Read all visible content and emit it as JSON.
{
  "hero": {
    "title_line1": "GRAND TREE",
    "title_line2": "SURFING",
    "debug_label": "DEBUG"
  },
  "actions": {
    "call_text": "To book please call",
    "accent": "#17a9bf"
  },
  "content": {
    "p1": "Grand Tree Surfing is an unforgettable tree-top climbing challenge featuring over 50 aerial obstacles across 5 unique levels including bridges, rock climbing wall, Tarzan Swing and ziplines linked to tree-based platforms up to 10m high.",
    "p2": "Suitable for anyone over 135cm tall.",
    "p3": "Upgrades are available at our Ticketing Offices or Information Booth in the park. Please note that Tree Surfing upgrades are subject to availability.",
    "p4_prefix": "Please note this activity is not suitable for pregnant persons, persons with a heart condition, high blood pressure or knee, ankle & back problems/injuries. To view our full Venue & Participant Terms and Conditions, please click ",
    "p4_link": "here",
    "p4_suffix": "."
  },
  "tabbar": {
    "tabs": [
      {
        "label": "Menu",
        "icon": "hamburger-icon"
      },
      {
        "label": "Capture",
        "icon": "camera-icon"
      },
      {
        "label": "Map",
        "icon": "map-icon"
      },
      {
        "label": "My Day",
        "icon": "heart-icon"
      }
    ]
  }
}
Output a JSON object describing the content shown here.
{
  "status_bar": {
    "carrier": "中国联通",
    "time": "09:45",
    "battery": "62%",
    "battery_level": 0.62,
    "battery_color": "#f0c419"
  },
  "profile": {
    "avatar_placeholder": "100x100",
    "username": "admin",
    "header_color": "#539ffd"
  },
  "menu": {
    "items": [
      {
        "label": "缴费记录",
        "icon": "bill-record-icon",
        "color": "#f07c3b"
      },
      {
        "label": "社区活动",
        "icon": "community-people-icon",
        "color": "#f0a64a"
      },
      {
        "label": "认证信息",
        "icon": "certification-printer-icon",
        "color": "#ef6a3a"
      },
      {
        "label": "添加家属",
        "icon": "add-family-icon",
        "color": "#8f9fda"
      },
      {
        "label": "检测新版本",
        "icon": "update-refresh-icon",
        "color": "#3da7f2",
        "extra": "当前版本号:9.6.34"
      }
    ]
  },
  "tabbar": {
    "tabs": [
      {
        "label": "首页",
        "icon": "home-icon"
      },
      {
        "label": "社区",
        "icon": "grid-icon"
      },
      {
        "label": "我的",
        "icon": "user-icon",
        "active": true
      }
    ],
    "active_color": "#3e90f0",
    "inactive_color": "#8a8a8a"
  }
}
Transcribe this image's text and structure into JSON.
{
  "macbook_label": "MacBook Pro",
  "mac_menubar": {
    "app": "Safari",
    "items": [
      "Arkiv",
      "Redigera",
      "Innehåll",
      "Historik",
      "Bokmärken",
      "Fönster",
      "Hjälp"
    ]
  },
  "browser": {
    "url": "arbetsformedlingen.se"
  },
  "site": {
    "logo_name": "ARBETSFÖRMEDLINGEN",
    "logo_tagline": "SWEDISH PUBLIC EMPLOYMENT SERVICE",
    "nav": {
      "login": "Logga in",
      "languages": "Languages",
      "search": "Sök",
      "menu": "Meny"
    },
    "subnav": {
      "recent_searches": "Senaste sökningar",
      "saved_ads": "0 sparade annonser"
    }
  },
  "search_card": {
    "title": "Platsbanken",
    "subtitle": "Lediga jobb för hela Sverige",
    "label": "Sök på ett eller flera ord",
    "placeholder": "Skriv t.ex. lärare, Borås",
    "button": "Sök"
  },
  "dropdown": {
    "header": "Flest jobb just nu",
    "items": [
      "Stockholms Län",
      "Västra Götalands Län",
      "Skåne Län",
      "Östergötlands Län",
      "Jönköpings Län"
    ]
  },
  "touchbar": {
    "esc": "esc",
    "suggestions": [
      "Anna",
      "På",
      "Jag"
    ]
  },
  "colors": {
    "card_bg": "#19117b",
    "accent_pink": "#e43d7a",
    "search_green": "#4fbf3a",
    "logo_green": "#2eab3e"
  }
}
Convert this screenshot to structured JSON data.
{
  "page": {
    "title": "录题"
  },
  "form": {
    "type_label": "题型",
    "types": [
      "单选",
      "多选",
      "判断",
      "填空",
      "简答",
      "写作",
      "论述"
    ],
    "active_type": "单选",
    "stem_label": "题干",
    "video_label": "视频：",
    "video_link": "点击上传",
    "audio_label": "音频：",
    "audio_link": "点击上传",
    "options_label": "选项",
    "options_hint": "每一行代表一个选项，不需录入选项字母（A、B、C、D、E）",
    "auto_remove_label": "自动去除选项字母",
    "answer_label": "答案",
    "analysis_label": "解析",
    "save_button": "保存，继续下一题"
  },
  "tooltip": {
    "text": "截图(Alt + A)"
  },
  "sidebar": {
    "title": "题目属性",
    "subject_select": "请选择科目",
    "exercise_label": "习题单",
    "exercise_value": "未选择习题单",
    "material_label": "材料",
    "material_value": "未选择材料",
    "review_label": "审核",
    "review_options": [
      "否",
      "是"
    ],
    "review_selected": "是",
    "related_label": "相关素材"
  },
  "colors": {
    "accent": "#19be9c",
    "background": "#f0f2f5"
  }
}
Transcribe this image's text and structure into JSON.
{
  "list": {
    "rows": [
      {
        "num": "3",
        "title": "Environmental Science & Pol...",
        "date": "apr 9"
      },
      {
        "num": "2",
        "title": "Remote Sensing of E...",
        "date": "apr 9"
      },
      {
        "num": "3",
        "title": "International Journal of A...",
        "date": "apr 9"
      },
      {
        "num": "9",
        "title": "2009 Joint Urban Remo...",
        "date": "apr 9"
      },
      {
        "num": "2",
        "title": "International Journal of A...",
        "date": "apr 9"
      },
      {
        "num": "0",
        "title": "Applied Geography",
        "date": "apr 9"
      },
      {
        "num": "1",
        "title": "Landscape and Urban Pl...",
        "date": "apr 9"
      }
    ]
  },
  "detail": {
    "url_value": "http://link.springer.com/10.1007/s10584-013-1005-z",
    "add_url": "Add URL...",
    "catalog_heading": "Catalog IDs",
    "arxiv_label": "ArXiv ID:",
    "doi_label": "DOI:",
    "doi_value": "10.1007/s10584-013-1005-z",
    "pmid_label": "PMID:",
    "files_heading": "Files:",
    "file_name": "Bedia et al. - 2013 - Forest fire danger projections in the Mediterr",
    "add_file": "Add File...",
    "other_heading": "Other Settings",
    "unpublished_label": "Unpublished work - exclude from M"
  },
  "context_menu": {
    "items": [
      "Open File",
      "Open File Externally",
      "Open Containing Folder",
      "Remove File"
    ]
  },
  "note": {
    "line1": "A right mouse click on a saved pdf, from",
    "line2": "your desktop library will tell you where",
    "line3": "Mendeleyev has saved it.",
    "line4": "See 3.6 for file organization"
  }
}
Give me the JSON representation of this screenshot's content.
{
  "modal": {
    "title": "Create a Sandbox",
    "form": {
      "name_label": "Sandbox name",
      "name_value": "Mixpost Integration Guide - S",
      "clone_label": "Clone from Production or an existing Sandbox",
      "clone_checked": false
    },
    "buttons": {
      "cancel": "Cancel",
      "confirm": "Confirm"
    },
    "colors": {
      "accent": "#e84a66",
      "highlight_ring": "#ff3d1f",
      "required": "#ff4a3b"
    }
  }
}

> [AIM OF THE TASK]: Retype every record above exactly as written.

> [REPLY TO THE EXERCISE]:
Read all visible content and emit it as JSON.
{
  "hero": {
    "title_line1": "GRAND TREE",
    "title_line2": "SURFING",
    "debug_label": "DEBUG"
  },
  "actions": {
    "call_text": "To book please call",
    "accent": "#17a9bf"
  },
  "content": {
    "p1": "Grand Tree Surfing is an unforgettable tree-top climbing challenge featuring over 50 aerial obstacles across 5 unique levels including bridges, rock climbing wall, Tarzan Swing and ziplines linked to tree-based platforms up to 10m high.",
    "p2": "Suitable for anyone over 135cm tall.",
    "p3": "Upgrades are available at our Ticketing Offices or Information Booth in the park. Please note that Tree Surfing upgrades are subject to availability.",
    "p4_prefix": "Please note this activity is not suitable for pregnant persons, persons with a heart condition, high blood pressure or knee, ankle & back problems/injuries. To view our full Venue & Participant Terms and Conditions, please click ",
    "p4_link": "here",
    "p4_suffix": "."
  },
  "tabbar": {
    "tabs": [
      {
        "label": "Menu",
        "icon": "hamburger-icon"
      },
      {
        "label": "Capture",
        "icon": "camera-icon"
      },
      {
        "label": "Map",
        "icon": "map-icon"
      },
      {
        "label": "My Day",
        "icon": "heart-icon"
      }
    ]
  }
}
Output a JSON object describing the content shown here.
{
  "status_bar": {
    "carrier": "中国联通",
    "time": "09:45",
    "battery": "62%",
    "battery_level": 0.62,
    "battery_color": "#f0c419"
  },
  "profile": {
    "avatar_placeholder": "100x100",
    "username": "admin",
    "header_color": "#539ffd"
  },
  "menu": {
    "items": [
      {
        "label": "缴费记录",
        "icon": "bill-record-icon",
        "color": "#f07c3b"
      },
      {
        "label": "社区活动",
        "icon": "community-people-icon",
        "color": "#f0a64a"
      },
      {
        "label": "认证信息",
        "icon": "certification-printer-icon",
        "color": "#ef6a3a"
      },
      {
        "label": "添加家属",
        "icon": "add-family-icon",
        "color": "#8f9fda"
      },
      {
        "label": "检测新版本",
        "icon": "update-refresh-icon",
        "color": "#3da7f2",
        "extra": "当前版本号:9.6.34"
      }
    ]
  },
  "tabbar": {
    "tabs": [
      {
        "label": "首页",
        "icon": "home-icon"
      },
      {
        "label": "社区",
        "icon": "grid-icon"
      },
      {
        "label": "我的",
        "icon": "user-icon",
        "active": true
      }
    ],
    "active_color": "#3e90f0",
    "inactive_color": "#8a8a8a"
  }
}
Transcribe this image's text and structure into JSON.
{
  "macbook_label": "MacBook Pro",
  "mac_menubar": {
    "app": "Safari",
    "items": [
      "Arkiv",
      "Redigera",
      "Innehåll",
      "Historik",
      "Bokmärken",
      "Fönster",
      "Hjälp"
    ]
  },
  "browser": {
    "url": "arbetsformedlingen.se"
  },
  "site": {
    "logo_name": "ARBETSFÖRMEDLINGEN",
    "logo_tagline": "SWEDISH PUBLIC EMPLOYMENT SERVICE",
    "nav": {
      "login": "Logga in",
      "languages": "Languages",
      "search": "Sök",
      "menu": "Meny"
    },
    "subnav": {
      "recent_searches": "Senaste sökningar",
      "saved_ads": "0 sparade annonser"
    }
  },
  "search_card": {
    "title": "Platsbanken",
    "subtitle": "Lediga jobb för hela Sverige",
    "label": "Sök på ett eller flera ord",
    "placeholder": "Skriv t.ex. lärare, Borås",
    "button": "Sök"
  },
  "dropdown": {
    "header": "Flest jobb just nu",
    "items": [
      "Stockholms Län",
      "Västra Götalands Län",
      "Skåne Län",
      "Östergötlands Län",
      "Jönköpings Län"
    ]
  },
  "touchbar": {
    "esc": "esc",
    "suggestions": [
      "Anna",
      "På",
      "Jag"
    ]
  },
  "colors": {
    "card_bg": "#19117b",
    "accent_pink": "#e43d7a",
    "search_green": "#4fbf3a",
    "logo_green": "#2eab3e"
  }
}
Convert this screenshot to structured JSON data.
{
  "page": {
    "title": "录题"
  },
  "form": {
    "type_label": "题型",
    "types": [
      "单选",
      "多选",
      "判断",
      "填空",
      "简答",
      "写作",
      "论述"
    ],
    "active_type": "单选",
    "stem_label": "题干",
    "video_label": "视频：",
    "video_link": "点击上传",
    "audio_label": "音频：",
    "audio_link": "点击上传",
    "options_label": "选项",
    "options_hint": "每一行代表一个选项，不需录入选项字母（A、B、C、D、E）",
    "auto_remove_label": "自动去除选项字母",
    "answer_label": "答案",
    "analysis_label": "解析",
    "save_button": "保存，继续下一题"
  },
  "tooltip": {
    "text": "截图(Alt + A)"
  },
  "sidebar": {
    "title": "题目属性",
    "subject_select": "请选择科目",
    "exercise_label": "习题单",
    "exercise_value": "未选择习题单",
    "material_label": "材料",
    "material_value": "未选择材料",
    "review_label": "审核",
    "review_options": [
      "否",
      "是"
    ],
    "review_selected": "是",
    "related_label": "相关素材"
  },
  "colors": {
    "accent": "#19be9c",
    "background": "#f0f2f5"
  }
}
Transcribe this image's text and structure into JSON.
{
  "list": {
    "rows": [
      {
        "num": "3",
        "title": "Environmental Science & Pol...",
        "date": "apr 9"
      },
      {
        "num": "2",
        "title": "Remote Sensing of E...",
        "date": "apr 9"
      },
      {
        "num": "3",
        "title": "International Journal of A...",
        "date": "apr 9"
      },
      {
        "num": "9",
        "title": "2009 Joint Urban Remo...",
        "date": "apr 9"
      },
      {
        "num": "2",
        "title": "International Journal of A...",
        "date": "apr 9"
      },
      {
        "num": "0",
        "title": "Applied Geography",
        "date": "apr 9"
      },
      {
        "num": "1",
        "title": "Landscape and Urban Pl...",
        "date": "apr 9"
      }
    ]
  },
  "detail": {
    "url_value": "http://link.springer.com/10.1007/s10584-013-1005-z",
    "add_url": "Add URL...",
    "catalog_heading": "Catalog IDs",
    "arxiv_label": "ArXiv ID:",
    "doi_label": "DOI:",
    "doi_value": "10.1007/s10584-013-1005-z",
    "pmid_label": "PMID:",
    "files_heading": "Files:",
    "file_name": "Bedia et al. - 2013 - Forest fire danger projections in the Mediterr",
    "add_file": "Add File...",
    "other_heading": "Other Settings",
    "unpublished_label": "Unpublished work - exclude from M"
  },
  "context_menu": {
    "items": [
      "Open File",
      "Open File Externally",
      "Open Containing Folder",
      "Remove File"
    ]
  },
  "note": {
    "line1": "A right mouse click on a saved pdf, from",
    "line2": "your desktop library will tell you where",
    "line3": "Mendeleyev has saved it.",
    "line4": "See 3.6 for file organization"
  }
}
Give me the JSON representation of this screenshot's content.
{
  "modal": {
    "title": "Create a Sandbox",
    "form": {
      "name_label": "Sandbox name",
      "name_value": "Mixpost Integration Guide - S",
      "clone_label": "Clone from Production or an existing Sandbox",
      "clone_checked": false
    },
    "buttons": {
      "cancel": "Cancel",
      "confirm": "Confirm"
    },
    "colors": {
      "accent": "#e84a66",
      "highlight_ring": "#ff3d1f",
      "required": "#ff4a3b"
    }
  }
}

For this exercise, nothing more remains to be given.